## Brano citato:
===============
Caro sandro, tutto ha un inizio e una fine. Probabilmente per Arles questa si sta avvicinando. La formula, ormai logora, sta mostrando le corde come in tanti altri casi. Per quanto riguarda le dida corrette a penna, certo non sono certamente belle, e da una manifestazione di questa portata ci si aspetta di meglio, però penso siano il segno di una minore raccolta di danaro che magari ha sacrificato qualche allestitore. Che i giri di denaro intorno alla fotografia si siano notevolmente ridotti penso sia sotto gli occhi di tutti. A quanto pare anche il fotografo fatto in modo tradizionale è diventato una razza in via di estinzione, bisogna farsene una ragione.

Fulvio Bortolozzo ha detto...

Mi accodo al post di De Bonis, con il quale avevo già discusso di festival e portfolio quando eravamo insieme in giuria a Fotoleggendo 2006.

Sono tre anni quindi che conosco le sue idee, con le quali concordo in parte, e ogni tanto, da me, da lui o altri, viene fuori il tormentone del "troviamoci e parliamone".

Ho anche visto che Maurizio ha convocato in conclave alcuni suoi amici in Toscana un paio di volte, proprio nel tentativo di riflettere meglio.

Approfitto quindi di questo ennesimo "grido di dolore" di Sandro per dirvi che ho messo i piedi a Torino un progetto che si chiama "Osservatorio Gualino". Nelle mie intenzioni vuole essere un luogo di approfondimento e incontro per tutti gli interessati sulle sorti magnifiche e progressive della fotografia (d'autore? di ricerca? artistica?) italiana.

Che ne dite di trovarsi tutti a Torino a Villa Gualino in autunno per parlarci di persona durante una giornata di lavori, potrebbe essere una cosa utile?

Una cosa seria, ma non ristretta a invitare Tizio invece di Caio. Chiunque pensa di aver qualcosa di interessante da dire, sia il benvenuto.

Ditemi la vostra.

http://www.osservatoriogualino.net

Mario Iovino ha detto...
===============
## Da svolgere:
A. Secondo il brano citato, come si chiama il progetto avviato a Torino?
B. Trascrivi dal brano citato la parte che comincia con le parole contenenti "Caro sandro, tutto" e si chiude con "a Fotoleggendo 2006.".
C. Scrivi il seguito della discussione su Arles e sulla fotografia italiana, riprendendo subito dopo l'ultima riga del brano citato.

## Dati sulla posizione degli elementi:
===============
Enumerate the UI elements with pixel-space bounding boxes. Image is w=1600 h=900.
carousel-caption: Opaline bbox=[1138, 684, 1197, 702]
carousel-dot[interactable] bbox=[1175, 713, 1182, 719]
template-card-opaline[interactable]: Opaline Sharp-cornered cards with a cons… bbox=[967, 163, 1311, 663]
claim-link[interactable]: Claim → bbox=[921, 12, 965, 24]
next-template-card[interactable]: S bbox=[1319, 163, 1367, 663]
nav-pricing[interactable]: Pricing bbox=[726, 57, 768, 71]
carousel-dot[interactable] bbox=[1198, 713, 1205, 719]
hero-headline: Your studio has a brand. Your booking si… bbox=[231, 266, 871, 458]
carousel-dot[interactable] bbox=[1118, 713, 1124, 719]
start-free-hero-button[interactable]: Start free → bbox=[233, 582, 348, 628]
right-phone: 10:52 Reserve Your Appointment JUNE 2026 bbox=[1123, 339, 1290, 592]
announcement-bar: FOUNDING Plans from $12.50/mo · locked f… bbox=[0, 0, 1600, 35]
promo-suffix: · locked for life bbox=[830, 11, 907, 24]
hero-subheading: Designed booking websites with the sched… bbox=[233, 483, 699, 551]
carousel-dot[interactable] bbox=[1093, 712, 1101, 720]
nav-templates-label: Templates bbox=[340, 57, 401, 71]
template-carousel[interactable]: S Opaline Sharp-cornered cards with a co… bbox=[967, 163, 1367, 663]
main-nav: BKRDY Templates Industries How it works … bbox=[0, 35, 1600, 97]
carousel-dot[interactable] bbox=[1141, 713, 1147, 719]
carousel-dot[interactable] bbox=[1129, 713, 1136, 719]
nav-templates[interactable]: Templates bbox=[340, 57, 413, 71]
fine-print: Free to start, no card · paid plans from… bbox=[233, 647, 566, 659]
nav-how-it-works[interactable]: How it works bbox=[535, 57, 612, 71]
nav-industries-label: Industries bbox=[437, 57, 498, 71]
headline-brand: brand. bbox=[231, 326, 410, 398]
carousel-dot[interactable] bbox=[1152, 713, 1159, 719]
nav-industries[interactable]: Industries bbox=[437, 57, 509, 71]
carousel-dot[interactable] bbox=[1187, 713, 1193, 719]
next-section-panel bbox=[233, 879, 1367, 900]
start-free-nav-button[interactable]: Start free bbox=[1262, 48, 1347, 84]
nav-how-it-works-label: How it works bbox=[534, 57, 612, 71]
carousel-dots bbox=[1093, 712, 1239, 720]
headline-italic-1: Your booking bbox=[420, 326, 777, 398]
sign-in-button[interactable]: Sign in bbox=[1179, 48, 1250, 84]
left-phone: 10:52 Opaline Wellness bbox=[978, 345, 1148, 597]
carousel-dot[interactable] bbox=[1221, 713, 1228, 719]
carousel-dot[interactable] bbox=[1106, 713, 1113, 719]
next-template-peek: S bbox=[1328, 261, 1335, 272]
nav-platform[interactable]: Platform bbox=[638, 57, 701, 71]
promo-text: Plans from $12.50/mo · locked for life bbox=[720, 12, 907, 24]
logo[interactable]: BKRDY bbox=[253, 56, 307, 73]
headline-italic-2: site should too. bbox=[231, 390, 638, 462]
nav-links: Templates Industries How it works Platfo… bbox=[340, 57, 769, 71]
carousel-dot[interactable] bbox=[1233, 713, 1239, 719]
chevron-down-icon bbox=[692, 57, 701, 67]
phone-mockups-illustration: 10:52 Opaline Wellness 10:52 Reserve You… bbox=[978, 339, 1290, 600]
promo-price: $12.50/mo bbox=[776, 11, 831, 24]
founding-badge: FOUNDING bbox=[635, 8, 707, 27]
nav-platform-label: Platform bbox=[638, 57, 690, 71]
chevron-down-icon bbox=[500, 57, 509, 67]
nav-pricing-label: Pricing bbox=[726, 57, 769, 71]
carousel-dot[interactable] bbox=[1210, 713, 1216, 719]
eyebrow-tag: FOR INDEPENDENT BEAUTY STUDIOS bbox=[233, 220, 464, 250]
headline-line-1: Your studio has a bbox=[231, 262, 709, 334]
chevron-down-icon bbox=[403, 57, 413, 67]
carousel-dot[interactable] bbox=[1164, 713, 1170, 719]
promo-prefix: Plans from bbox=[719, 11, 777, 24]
===============
## Soluzioni degli esercizi:
A. Il progetto si chiama "Osservatorio Gualino".

B.
Caro sandro, tutto ha un inizio e una fine. Probabilmente per Arles questa si sta avvicinando. La formula, ormai logora, sta mostrando le corde come in tanti altri casi. Per quanto riguarda le dida corrette a penna, certo non sono certamente belle, e da una manifestazione di questa portata ci si aspetta di meglio, però penso siano il segno di una minore raccolta di danaro che magari ha sacrificato qualche allestitore. Che i giri di denaro intorno alla fotografia si siano notevolmente ridotti penso sia sotto gli occhi di tutti. A quanto pare anche il fotografo fatto in modo tradizionale è diventato una razza in via di estinzione, bisogna farsene una ragione.

Fulvio Bortolozzo ha detto...

Mi accodo al post di De Bonis, con il quale avevo già discusso di festival e portfolio quando eravamo insieme in giuria a Fotoleggendo 2006.

C.
Chi ha la "fortuna" di conoscerti, Sandro si aspetta sempre commenti di questo genere intorno a manifestazioni importanti ma che non funzionano come dovrebbero. Dunque se questo è il grande palcoscenico dove si dovrebbero esibire
i personaggi noti della fotografia, ai giovani autori non si prospetta un gran bel futuro... ahimè!

Maristella Campolunghi ha detto...

La sciatteria di cui parli, Sandro, non mi sorprende affatto perché senza dubbio è un fattore che sta scivolando lentamente lentamente nella realtà del nostro vivere.
Non sappiamo realmente perché sia potuto accadere in un apprezzato contesto e potrebbe anche essere inutile. Non tutte le Cappelle diventano “Sistina”.
Potremmo, forse, allora come suggerito parlare di Festival.

Naturalmente mi rasserena sapere che: non tutto era sciatto! Hai salvato i “Rencontres” o sbaglio?
Credo di aver visto la seconda o terza edizione (non ricordo bene ora) ma senza dubbio ne rimasi affascinata; mi sembrava anche facile avvicinarsi al nucleo garante. Poi con l’andar del tempo, la notorietà, il successo ecco l’innalzare dei muri.

Parliamo di festival!? Sono pro o contro festival? Sono Festival!
Gli elementi vitali, come sintetizza molto bene De Bonis sono essenzialmete tre:
a-la ricerca del nuovo
b-l’approfondimento del passato
c-la riflessione sul presente

Fin qui tutto bene. Poi però, credo che alcune frasi si riferiscano ad un evento da poco consumato per il quale io vorrei spezzare una lancia (spero di non aver frainteso!), mi trova un po’ in disaccordo.
Ho partecipato ad un evento del genere accennato da De Bonis: l’ho vissuto come una esperienza positiva.

Il mio primo festival, 1992, e negli anni a seguire, è stato “Photogrammatica - il mese della fotografia a Roma” Rassegna Internazionale di Arte Fotografica (Per chi non mi conosce, ho vent’anni di esperienza costruita giorno per giorno nella galleria Il Fotogramma di Giovanni Semerano.) dove furono esposte migliaia di fotografie in vari e differenti siti. Non c’erano workshops, divenuti di moda più tardi.
Le letture dei portfolio non erano pubbliche ma private e da questo “sfogliare immagini” nascevano le esposizioni dei singoli fotografi. Tutto auto-sovvenzionato.
Un modo diverso di fare festival? Si!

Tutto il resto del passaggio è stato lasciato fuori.